PARTS OF THE EXERCISE:
[A] In the forum thread about the apple wine, what was the wine's starting specific gravity?
[B] Extend the forum thread about the apple wine at a specific gravity of 0.990, picking up from the point where it stops.

GIVEN TEXT:

# Specific Gravity is 0.990, now what?



## analog_kidd (Jun 7, 2012)

So I started a batch of apple from concentrate 4 weeks ago, and it seems to be coming along nicely. It cleared up over the last couple of weeks. This seems like my first real success at wine making.

The starting SG of this guy was 1.080. I just checked the SG and it is at 0.990, however it is still bubbling away. Not too much from the airlock, maybe one bubble a minute or so, but inside the carboy, there are plenty of little tendrils of bubbles floating up. 

Do I just leave it alone and let it finish, or should I add something like sorbate to it now and force it to be done? 

Should I rack it over to a different carboy now? There is just a little sediment at the bottom.

Thanks


----------



## shoebiedoo (Jun 7, 2012)

If your sg is down to .990 it's done fermenting. Its probably releasing co2. I would rack, degas then ad finishing agents. If you're concerned about finishing too early you'd be fine with just racking and degassing it. I would, however, add K-metta.


----------



## Midwest Vintner (Jun 7, 2012)

I would leave it alone till the sediment builds up and it clears more. Typically, 3-5 rackings is what is needed to make sure it's clear. ^Degassing is a very good idea and so is adding the k-meta. Look at it in a wine glass and see if you have ANY cloudiness, if not, your can degas, back sweeten, k-meta and then sorbate. Bottle in two weeks.


----------



## Chateau Joe (Jun 7, 2012)

Based on your description I would rack it off and add some SO2. Then I would let it sit for a couple months with some cinnamon sticks, a couple whole cloves, and a pinch or two of allspice. If you plan to backsweeten try some light brown sugar.


----------



## analog_kidd (Jun 7, 2012)

DATA ENTRIES:
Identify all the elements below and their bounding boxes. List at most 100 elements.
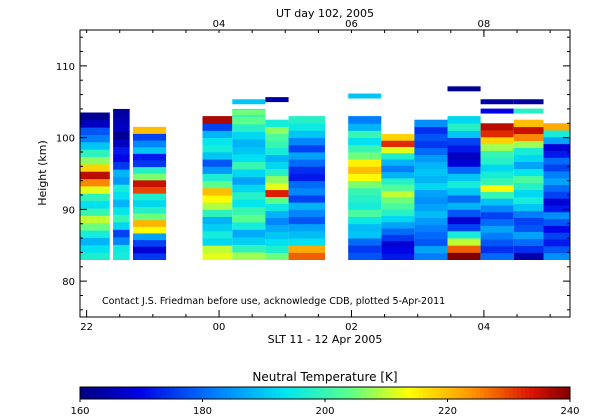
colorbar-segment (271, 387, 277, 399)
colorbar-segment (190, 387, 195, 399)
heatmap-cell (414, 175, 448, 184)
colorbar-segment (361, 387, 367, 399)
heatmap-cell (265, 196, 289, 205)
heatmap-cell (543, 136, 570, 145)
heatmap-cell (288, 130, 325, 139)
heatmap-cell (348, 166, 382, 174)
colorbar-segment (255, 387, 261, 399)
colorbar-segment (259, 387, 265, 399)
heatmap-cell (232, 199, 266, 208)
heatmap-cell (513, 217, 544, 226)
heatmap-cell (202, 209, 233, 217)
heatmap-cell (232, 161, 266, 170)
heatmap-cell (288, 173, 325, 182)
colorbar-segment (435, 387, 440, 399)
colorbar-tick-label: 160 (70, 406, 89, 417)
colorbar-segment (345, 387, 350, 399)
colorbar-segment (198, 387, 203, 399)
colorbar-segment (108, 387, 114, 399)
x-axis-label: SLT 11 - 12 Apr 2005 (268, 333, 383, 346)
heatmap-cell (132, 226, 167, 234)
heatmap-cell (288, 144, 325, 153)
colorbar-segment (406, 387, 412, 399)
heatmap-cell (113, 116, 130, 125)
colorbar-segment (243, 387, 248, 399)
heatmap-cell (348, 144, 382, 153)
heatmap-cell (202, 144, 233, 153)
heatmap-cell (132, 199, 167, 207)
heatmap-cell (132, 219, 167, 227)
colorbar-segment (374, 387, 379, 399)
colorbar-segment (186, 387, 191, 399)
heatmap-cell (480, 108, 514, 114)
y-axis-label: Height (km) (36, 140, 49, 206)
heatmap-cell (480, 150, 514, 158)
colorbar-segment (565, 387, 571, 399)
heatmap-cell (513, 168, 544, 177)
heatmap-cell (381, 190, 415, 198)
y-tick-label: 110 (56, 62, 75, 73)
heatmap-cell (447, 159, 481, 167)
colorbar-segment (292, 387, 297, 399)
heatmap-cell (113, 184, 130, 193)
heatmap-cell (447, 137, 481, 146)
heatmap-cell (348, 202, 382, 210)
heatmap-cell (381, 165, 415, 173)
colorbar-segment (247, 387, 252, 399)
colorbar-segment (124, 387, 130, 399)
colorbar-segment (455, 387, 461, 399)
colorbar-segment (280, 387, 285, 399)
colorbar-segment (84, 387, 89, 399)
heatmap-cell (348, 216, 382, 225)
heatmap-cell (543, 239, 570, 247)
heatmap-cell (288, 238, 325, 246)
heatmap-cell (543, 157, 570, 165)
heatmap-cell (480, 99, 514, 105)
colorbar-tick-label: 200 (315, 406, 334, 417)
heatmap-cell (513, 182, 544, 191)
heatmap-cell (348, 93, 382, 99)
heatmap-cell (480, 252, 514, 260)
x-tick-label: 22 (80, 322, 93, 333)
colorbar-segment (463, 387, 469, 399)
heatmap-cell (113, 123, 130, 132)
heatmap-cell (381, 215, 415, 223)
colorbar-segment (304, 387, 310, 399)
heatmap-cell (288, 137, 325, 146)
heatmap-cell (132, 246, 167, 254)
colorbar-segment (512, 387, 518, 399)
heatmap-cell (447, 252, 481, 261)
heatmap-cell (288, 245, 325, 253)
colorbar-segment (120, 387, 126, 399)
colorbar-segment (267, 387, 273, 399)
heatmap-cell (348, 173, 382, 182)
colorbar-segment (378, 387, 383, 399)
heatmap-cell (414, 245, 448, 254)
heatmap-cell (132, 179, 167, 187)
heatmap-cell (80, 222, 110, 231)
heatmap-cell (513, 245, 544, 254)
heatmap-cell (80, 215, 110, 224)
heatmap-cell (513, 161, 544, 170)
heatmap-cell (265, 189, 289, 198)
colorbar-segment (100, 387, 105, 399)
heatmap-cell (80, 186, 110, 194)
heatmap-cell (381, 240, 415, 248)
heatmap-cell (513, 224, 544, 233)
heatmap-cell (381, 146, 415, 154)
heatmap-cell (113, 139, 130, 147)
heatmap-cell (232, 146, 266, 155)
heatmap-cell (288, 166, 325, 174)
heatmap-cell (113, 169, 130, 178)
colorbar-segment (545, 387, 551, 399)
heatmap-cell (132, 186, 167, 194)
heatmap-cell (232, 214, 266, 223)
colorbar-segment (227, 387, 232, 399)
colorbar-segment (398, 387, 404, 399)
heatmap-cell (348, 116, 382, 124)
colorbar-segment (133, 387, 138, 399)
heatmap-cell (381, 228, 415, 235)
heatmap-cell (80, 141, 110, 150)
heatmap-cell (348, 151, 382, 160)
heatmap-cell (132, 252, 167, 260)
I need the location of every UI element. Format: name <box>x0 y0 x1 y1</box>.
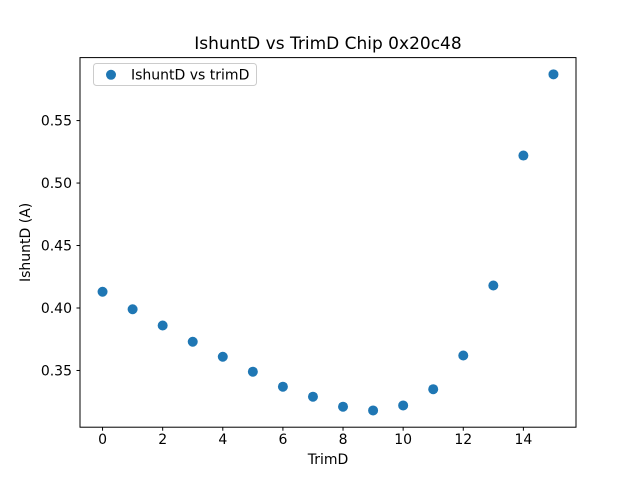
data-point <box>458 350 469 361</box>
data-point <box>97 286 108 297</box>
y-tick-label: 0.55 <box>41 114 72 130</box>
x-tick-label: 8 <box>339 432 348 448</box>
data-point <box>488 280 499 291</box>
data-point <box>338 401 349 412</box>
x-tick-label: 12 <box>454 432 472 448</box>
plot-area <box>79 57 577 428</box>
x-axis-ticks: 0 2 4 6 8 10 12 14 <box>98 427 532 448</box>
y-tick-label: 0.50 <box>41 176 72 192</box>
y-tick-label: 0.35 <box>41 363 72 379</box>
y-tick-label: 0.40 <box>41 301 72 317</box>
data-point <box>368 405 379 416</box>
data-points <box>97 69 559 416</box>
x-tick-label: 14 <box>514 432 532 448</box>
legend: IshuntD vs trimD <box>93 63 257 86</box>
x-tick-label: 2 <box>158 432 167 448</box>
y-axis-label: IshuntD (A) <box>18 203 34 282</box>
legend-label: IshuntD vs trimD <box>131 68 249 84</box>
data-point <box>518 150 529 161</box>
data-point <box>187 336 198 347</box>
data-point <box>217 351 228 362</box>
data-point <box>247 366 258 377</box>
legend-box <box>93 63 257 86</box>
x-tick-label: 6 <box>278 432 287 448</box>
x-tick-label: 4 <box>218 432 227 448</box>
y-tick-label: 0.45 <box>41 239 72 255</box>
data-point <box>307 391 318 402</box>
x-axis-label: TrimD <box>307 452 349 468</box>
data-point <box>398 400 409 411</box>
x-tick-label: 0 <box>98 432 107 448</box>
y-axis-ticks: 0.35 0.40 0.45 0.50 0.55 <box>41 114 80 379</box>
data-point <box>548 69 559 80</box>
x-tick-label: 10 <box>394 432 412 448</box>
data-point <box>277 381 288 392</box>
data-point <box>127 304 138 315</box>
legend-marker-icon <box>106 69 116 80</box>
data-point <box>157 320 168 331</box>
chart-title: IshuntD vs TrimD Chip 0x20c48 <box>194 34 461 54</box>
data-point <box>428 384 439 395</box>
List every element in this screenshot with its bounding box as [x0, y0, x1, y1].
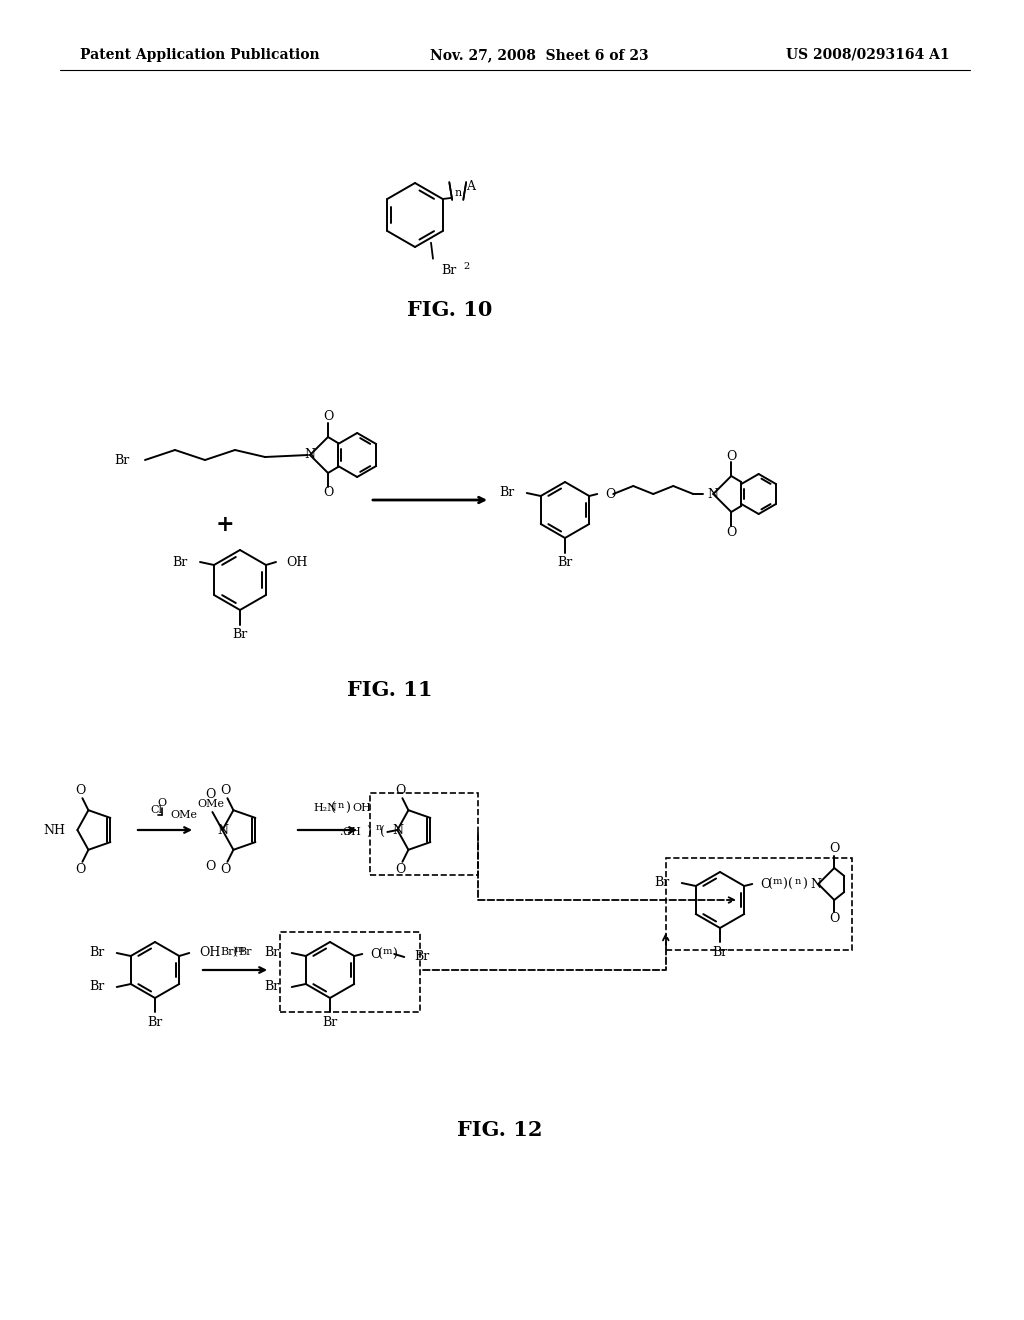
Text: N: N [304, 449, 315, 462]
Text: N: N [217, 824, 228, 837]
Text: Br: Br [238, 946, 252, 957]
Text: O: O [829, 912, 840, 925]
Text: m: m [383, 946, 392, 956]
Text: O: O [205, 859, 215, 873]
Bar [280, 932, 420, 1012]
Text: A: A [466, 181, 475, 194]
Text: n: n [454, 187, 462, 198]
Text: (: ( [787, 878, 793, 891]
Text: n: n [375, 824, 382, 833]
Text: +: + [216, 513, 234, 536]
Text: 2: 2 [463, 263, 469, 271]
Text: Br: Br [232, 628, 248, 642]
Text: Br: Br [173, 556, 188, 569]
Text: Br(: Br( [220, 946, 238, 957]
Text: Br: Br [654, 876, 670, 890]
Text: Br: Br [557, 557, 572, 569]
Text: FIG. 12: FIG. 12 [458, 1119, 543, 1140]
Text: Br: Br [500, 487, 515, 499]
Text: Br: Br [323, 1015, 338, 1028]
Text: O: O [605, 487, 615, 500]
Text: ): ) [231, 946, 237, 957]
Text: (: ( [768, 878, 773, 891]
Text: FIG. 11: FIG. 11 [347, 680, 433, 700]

ANSWERS TO THE EXERCISES:
[A] 1.080

[B]
Thanks for all your help. I think I'll definitely rack and add k-meta and sorbate this weekend and give it a good stir to try and degas some. I guess I didn't realize that the carbonation would bubble out like that. I thought that it was still fermenting. Is one Campden tablet the correct amount for one gallon? How about the sorbate? My notes say 1/2 tsp.

Should I backsweeten it now too, or do I wait a little while? How much sugar should I add?


----------



## jdrum (Jun 8, 2012)

i would rack and degass add k-met and let sit a few weeks. degassing will let even more sediment settle out, then rack again, when u can go a month with no sediment then add sorbate and wait a week and backsweeten to taste, add the spices now and u will leave them in the lees when u rack, or tye them in a sack then u can pul them when it tastes right


----------



## Chateau Joe (Jun 8, 2012)

jdrum said:


> i would rack and degass add k-met and let sit a few weeks. degassing will let even more sediment settle out, then rack again, when u can go a month with no sediment then add sorbate and wait a week and backsweeten to taste, add the spices now and u will leave them in the lees when u rack, or tye them in a sack then u can pul them when it tastes right


 
Agreed! If you wish to add spices do it now and let them sit for couple months. You can backsweeten at the end and add small amounts to your taste.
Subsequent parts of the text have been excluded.